▽

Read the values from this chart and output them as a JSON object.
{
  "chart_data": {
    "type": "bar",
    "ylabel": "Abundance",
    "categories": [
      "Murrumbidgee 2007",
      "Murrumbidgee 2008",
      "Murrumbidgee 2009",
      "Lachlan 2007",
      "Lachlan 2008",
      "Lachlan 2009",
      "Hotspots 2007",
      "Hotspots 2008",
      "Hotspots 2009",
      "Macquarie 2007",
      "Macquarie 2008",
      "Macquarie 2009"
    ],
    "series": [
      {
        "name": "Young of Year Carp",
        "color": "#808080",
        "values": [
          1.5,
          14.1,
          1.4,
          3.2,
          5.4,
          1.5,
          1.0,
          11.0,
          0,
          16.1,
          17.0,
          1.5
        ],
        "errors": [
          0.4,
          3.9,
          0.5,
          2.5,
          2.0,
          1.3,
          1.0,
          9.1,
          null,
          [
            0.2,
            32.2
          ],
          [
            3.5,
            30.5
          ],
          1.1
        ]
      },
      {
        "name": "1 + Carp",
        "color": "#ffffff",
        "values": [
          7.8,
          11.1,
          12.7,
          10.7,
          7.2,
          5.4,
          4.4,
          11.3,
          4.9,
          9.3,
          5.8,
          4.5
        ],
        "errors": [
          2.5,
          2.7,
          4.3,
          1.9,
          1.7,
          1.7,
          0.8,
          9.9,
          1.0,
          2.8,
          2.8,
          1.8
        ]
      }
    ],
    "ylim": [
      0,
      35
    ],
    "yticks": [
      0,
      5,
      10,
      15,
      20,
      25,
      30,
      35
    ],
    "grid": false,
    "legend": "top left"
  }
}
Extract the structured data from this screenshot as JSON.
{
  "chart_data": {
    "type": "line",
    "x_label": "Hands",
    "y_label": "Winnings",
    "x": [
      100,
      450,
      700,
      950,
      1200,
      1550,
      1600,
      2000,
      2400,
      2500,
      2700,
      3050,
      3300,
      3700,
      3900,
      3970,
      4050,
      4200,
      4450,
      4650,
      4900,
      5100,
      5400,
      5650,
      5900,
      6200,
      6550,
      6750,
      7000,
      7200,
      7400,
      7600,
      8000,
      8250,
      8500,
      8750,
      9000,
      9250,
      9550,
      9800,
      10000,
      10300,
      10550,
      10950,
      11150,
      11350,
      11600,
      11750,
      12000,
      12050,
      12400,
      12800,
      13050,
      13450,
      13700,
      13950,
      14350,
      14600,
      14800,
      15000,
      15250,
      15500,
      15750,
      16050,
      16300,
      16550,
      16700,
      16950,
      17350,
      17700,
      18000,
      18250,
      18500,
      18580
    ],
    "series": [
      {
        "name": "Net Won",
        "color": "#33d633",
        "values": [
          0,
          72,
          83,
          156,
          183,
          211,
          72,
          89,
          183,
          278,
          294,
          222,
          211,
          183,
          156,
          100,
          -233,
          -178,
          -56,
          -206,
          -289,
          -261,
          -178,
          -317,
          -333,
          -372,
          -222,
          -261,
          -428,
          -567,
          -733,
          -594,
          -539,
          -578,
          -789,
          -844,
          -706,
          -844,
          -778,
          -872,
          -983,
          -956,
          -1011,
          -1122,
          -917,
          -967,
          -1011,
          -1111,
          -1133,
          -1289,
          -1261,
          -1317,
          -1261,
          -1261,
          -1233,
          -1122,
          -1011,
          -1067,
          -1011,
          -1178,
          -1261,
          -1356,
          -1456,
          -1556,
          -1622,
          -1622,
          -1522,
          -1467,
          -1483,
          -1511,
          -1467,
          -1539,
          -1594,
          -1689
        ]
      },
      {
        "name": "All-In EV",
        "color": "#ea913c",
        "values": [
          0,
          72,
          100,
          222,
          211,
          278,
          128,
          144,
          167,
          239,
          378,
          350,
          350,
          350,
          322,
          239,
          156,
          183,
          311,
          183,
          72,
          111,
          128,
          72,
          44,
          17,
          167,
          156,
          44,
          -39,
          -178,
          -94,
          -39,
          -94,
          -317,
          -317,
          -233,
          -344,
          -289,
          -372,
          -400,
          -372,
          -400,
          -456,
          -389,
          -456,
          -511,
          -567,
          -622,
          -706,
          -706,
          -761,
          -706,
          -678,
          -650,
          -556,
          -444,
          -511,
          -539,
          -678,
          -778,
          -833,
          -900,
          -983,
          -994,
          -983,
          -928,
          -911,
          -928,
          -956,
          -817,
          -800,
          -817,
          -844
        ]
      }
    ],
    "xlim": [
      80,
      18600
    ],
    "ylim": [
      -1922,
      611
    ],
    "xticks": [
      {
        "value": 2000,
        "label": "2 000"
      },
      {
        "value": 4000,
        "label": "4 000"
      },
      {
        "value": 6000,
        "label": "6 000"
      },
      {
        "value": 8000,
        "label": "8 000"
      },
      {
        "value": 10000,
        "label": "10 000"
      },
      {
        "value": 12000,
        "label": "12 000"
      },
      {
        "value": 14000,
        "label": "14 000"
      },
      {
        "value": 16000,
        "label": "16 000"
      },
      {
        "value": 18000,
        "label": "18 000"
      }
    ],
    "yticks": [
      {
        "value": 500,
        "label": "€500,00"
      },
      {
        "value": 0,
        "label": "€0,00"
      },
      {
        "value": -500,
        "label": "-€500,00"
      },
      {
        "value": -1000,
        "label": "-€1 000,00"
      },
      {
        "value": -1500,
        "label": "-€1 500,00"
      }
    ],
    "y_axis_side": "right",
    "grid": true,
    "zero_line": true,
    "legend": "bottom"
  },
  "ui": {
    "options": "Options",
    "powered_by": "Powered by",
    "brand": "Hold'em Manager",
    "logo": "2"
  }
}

△

Every line that holds the word "this" counts once; state the total number of such lines and nothing else.

2